WHAT YOU WILL DO
Find the word "настоящего" in the listing; pull out each line holding it.

___ ENTRIES PROVIDED ___

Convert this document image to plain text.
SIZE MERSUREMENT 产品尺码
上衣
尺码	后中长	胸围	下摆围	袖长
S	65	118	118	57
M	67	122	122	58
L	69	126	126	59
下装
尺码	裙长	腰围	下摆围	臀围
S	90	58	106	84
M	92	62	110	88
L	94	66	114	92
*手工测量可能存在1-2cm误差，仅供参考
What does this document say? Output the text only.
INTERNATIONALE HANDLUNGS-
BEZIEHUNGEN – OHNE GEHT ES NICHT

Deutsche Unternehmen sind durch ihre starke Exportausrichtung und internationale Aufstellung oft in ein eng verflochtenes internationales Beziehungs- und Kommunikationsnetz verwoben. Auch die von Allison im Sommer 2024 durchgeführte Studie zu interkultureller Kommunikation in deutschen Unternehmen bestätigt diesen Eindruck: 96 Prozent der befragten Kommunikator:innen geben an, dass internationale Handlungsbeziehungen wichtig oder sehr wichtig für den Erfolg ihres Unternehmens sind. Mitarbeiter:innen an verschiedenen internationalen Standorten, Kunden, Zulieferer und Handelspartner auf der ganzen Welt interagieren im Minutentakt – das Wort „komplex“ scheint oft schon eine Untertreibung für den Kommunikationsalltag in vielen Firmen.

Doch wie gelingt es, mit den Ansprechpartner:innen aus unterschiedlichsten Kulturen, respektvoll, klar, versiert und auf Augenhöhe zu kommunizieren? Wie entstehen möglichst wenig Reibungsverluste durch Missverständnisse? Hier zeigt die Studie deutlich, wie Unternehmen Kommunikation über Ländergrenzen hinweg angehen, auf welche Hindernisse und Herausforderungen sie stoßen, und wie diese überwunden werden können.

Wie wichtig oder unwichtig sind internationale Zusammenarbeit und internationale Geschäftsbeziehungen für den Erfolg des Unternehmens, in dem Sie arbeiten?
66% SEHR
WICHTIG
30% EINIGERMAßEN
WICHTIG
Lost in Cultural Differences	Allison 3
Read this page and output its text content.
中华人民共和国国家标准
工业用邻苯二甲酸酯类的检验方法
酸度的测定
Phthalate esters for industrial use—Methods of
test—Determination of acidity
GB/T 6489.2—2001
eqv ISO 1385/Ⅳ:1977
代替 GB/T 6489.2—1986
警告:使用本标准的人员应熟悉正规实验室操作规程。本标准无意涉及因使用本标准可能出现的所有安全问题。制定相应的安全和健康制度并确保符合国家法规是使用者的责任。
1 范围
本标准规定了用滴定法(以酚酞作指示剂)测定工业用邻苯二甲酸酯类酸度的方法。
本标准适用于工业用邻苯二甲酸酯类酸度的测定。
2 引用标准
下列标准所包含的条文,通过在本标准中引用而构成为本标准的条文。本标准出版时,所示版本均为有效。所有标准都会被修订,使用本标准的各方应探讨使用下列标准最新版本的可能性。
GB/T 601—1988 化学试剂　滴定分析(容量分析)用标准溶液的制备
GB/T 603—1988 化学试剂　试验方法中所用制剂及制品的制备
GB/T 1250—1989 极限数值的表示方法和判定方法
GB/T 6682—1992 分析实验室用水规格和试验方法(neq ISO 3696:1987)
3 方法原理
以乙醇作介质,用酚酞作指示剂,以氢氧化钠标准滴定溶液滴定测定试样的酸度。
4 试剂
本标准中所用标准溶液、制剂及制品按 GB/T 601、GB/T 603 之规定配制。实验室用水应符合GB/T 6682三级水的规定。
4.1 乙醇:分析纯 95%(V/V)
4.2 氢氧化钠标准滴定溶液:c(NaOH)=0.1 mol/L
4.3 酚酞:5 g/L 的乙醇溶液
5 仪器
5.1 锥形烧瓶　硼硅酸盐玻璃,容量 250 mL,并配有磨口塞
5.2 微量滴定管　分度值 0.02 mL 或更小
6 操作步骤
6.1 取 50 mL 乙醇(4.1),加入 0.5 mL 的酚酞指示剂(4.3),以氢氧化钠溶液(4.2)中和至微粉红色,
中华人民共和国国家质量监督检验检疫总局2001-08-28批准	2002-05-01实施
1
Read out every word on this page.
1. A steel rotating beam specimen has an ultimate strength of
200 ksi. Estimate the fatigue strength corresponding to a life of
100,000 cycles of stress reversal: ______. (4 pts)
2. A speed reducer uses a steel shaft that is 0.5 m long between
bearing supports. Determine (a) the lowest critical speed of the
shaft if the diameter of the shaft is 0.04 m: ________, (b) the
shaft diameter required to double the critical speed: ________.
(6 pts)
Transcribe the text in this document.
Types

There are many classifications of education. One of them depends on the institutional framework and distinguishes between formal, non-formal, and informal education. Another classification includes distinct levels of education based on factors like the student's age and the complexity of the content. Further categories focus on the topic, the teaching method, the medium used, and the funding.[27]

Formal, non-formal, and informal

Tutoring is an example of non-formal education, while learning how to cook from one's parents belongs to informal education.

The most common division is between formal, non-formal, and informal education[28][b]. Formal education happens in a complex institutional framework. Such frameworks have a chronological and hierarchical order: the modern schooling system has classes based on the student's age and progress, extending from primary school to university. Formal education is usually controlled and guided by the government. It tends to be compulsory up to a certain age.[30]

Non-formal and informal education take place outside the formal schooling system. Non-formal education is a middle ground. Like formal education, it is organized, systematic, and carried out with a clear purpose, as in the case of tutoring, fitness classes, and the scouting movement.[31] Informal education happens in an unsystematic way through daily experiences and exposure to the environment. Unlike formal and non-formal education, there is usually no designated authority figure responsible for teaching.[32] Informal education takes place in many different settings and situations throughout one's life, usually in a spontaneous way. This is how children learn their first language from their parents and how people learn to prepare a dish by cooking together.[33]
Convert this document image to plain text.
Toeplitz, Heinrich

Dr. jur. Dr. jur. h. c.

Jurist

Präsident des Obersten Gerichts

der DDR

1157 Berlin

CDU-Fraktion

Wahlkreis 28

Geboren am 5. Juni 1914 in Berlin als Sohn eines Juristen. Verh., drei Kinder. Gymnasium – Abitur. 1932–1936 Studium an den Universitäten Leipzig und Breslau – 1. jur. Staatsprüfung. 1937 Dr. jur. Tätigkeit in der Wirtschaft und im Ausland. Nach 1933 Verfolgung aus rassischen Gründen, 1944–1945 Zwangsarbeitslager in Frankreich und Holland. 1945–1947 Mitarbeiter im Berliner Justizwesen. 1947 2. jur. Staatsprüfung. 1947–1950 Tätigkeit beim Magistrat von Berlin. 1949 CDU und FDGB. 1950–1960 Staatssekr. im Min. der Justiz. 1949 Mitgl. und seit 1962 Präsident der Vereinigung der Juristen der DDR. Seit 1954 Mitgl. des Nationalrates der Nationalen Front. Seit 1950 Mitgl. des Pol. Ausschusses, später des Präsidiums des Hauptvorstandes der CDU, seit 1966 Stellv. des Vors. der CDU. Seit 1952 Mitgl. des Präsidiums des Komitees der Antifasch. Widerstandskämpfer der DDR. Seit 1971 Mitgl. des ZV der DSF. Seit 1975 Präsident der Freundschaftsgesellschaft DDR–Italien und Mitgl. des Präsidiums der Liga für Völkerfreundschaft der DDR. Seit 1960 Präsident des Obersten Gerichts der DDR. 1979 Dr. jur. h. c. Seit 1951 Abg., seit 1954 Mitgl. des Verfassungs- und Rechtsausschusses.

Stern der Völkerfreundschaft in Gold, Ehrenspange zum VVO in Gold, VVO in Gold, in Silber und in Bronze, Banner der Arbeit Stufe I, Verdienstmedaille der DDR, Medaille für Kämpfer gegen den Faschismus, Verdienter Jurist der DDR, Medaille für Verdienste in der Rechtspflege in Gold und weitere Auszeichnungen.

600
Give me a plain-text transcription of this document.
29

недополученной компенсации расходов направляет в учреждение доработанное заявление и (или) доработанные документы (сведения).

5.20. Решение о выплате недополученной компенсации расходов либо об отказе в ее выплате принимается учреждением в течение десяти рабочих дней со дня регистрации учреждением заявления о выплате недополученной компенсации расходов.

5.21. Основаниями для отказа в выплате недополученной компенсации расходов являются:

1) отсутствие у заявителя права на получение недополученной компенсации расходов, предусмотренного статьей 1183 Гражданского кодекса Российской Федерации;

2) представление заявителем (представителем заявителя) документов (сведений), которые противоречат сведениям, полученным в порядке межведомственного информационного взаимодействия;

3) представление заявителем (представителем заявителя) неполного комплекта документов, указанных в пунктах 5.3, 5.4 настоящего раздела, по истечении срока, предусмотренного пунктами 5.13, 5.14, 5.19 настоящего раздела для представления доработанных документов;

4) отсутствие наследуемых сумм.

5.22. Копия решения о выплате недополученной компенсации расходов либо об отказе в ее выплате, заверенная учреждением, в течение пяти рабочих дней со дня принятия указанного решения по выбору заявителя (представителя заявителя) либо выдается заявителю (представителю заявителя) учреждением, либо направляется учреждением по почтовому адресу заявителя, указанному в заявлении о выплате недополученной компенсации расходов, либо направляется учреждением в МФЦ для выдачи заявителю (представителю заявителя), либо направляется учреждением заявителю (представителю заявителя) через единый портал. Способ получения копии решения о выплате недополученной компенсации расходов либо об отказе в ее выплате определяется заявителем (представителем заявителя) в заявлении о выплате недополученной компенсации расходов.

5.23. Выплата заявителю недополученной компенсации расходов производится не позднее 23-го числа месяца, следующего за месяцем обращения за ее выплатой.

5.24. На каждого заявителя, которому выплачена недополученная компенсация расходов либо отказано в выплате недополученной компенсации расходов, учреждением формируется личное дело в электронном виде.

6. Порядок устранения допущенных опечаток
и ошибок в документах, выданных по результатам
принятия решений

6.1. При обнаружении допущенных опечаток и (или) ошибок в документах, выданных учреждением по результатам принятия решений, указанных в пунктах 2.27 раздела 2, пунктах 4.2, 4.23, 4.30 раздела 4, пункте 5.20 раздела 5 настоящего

___

EXERCISE RESPONSE
3) представление заявителем (представителем заявителя) неполного комплекта документов, указанных в пунктах 5.3, 5.4 настоящего раздела, по истечении срока, предусмотренного пунктами 5.13, 5.14, 5.19 настоящего раздела для представления доработанных документов;
6.1. При обнаружении допущенных опечаток и (или) ошибок в документах, выданных учреждением по результатам принятия решений, указанных в пунктах 2.27 раздела 2, пунктах 4.2, 4.23, 4.30 раздела 4, пункте 5.20 раздела 5 настоящего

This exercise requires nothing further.